With the records in front of you, set every one of them down exactly.

Stored entries
━━━━━━━━

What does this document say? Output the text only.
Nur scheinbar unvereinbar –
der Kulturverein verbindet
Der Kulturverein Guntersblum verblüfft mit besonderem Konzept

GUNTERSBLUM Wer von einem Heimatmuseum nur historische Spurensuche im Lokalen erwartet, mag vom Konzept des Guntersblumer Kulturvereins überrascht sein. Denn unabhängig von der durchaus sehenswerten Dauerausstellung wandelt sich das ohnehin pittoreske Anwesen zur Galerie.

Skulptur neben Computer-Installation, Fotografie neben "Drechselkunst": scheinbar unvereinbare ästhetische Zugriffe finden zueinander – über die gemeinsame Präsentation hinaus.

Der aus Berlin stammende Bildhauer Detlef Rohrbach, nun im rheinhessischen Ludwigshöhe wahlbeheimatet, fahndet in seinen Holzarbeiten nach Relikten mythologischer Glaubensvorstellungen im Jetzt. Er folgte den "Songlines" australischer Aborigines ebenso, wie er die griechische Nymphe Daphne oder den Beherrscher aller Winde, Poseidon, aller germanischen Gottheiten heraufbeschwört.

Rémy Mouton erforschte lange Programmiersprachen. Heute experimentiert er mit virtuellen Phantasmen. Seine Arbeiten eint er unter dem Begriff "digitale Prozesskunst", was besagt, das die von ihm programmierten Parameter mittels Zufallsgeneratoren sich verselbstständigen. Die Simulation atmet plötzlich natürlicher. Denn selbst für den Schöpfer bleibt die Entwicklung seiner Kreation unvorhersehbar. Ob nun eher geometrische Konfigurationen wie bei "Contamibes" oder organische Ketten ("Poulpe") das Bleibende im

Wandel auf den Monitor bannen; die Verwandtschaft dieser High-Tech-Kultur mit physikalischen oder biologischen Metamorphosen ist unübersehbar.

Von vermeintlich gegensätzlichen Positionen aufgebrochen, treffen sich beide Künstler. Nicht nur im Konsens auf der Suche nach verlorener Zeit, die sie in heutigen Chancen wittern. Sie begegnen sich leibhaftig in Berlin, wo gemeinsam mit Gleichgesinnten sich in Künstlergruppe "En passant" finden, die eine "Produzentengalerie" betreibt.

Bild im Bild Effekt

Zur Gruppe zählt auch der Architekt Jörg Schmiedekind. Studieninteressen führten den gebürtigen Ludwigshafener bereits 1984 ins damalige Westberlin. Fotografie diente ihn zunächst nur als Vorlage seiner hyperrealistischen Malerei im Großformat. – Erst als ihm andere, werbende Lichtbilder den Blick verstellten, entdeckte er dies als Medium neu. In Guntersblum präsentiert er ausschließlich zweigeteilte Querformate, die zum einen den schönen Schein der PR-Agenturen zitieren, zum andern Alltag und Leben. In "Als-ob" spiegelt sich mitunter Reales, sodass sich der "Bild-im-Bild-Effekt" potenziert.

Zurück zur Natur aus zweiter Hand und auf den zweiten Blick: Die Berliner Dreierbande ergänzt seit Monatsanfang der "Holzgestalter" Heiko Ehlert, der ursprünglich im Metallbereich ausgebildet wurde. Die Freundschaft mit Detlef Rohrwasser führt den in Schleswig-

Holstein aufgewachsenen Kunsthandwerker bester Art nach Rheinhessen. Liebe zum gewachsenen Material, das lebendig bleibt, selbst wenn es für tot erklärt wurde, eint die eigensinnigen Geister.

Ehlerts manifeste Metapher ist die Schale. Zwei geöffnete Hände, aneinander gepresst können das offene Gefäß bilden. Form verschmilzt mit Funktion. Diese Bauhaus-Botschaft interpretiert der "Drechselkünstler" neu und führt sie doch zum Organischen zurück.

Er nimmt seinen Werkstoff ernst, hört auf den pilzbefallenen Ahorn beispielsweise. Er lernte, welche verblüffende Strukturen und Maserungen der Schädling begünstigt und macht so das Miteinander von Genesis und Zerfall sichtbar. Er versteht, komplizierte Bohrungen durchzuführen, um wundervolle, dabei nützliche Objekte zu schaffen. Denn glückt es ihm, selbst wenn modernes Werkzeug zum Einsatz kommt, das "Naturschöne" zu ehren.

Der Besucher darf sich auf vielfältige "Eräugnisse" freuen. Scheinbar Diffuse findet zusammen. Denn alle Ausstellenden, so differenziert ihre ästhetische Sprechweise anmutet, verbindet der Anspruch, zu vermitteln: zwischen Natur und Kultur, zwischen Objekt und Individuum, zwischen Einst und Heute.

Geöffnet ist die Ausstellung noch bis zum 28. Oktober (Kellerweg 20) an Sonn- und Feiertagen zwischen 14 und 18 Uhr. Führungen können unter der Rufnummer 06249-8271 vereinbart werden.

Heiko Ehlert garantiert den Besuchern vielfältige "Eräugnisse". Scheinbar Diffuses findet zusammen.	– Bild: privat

━━━━━━━━

◆ Result:
What does this document say? Output the text only.
Nur scheinbar unvereinbar –
der Kulturverein verbindet
Der Kulturverein Guntersblum verblüfft mit besonderem Konzept

GUNTERSBLUM Wer von einem Heimatmuseum nur historische Spurensuche im Lokalen erwartet, mag vom Konzept des Guntersblumer Kulturvereins überrascht sein. Denn unabhängig von der durchaus sehenswerten Dauerausstellung wandelt sich das ohnehin pittoreske Anwesen zur Galerie.

Skulptur neben Computer-Installation, Fotografie neben "Drechselkunst": scheinbar unvereinbare ästhetische Zugriffe finden zueinander – über die gemeinsame Präsentation hinaus.

Der aus Berlin stammende Bildhauer Detlef Rohrbach, nun im rheinhessischen Ludwigshöhe wahlbeheimatet, fahndet in seinen Holzarbeiten nach Relikten mythologischer Glaubensvorstellungen im Jetzt. Er folgte den "Songlines" australischer Aborigines ebenso, wie er die griechische Nymphe Daphne oder den Beherrscher aller Winde, Poseidon, aller germanischen Gottheiten heraufbeschwört.

Rémy Mouton erforschte lange Programmiersprachen. Heute experimentiert er mit virtuellen Phantasmen. Seine Arbeiten eint er unter dem Begriff "digitale Prozesskunst", was besagt, das die von ihm programmierten Parameter mittels Zufallsgeneratoren sich verselbstständigen. Die Simulation atmet plötzlich natürlicher. Denn selbst für den Schöpfer bleibt die Entwicklung seiner Kreation unvorhersehbar. Ob nun eher geometrische Konfigurationen wie bei "Contamibes" oder organische Ketten ("Poulpe") das Bleibende im

Wandel auf den Monitor bannen; die Verwandtschaft dieser High-Tech-Kultur mit physikalischen oder biologischen Metamorphosen ist unübersehbar.

Von vermeintlich gegensätzlichen Positionen aufgebrochen, treffen sich beide Künstler. Nicht nur im Konsens auf der Suche nach verlorener Zeit, die sie in heutigen Chancen wittern. Sie begegnen sich leibhaftig in Berlin, wo gemeinsam mit Gleichgesinnten sich in Künstlergruppe "En passant" finden, die eine "Produzentengalerie" betreibt.

Bild im Bild Effekt

Zur Gruppe zählt auch der Architekt Jörg Schmiedekind. Studieninteressen führten den gebürtigen Ludwigshafener bereits 1984 ins damalige Westberlin. Fotografie diente ihn zunächst nur als Vorlage seiner hyperrealistischen Malerei im Großformat. – Erst als ihm andere, werbende Lichtbilder den Blick verstellten, entdeckte er dies als Medium neu. In Guntersblum präsentiert er ausschließlich zweigeteilte Querformate, die zum einen den schönen Schein der PR-Agenturen zitieren, zum andern Alltag und Leben. In "Als-ob" spiegelt sich mitunter Reales, sodass sich der "Bild-im-Bild-Effekt" potenziert.

Zurück zur Natur aus zweiter Hand und auf den zweiten Blick: Die Berliner Dreierbande ergänzt seit Monatsanfang der "Holzgestalter" Heiko Ehlert, der ursprünglich im Metallbereich ausgebildet wurde. Die Freundschaft mit Detlef Rohrwasser führt den in Schleswig-

Holstein aufgewachsenen Kunsthandwerker bester Art nach Rheinhessen. Liebe zum gewachsenen Material, das lebendig bleibt, selbst wenn es für tot erklärt wurde, eint die eigensinnigen Geister.

Ehlerts manifeste Metapher ist die Schale. Zwei geöffnete Hände, aneinander gepresst können das offene Gefäß bilden. Form verschmilzt mit Funktion. Diese Bauhaus-Botschaft interpretiert der "Drechselkünstler" neu und führt sie doch zum Organischen zurück.

Er nimmt seinen Werkstoff ernst, hört auf den pilzbefallenen Ahorn beispielsweise. Er lernte, welche verblüffende Strukturen und Maserungen der Schädling begünstigt und macht so das Miteinander von Genesis und Zerfall sichtbar. Er versteht, komplizierte Bohrungen durchzuführen, um wundervolle, dabei nützliche Objekte zu schaffen. Denn glückt es ihm, selbst wenn modernes Werkzeug zum Einsatz kommt, das "Naturschöne" zu ehren.

Der Besucher darf sich auf vielfältige "Eräugnisse" freuen. Scheinbar Diffuse findet zusammen. Denn alle Ausstellenden, so differenziert ihre ästhetische Sprechweise anmutet, verbindet der Anspruch, zu vermitteln: zwischen Natur und Kultur, zwischen Objekt und Individuum, zwischen Einst und Heute.

Geöffnet ist die Ausstellung noch bis zum 28. Oktober (Kellerweg 20) an Sonn- und Feiertagen zwischen 14 und 18 Uhr. Führungen können unter der Rufnummer 06249-8271 vereinbart werden.

Heiko Ehlert garantiert den Besuchern vielfältige "Eräugnisse". Scheinbar Diffuses findet zusammen.	– Bild: privat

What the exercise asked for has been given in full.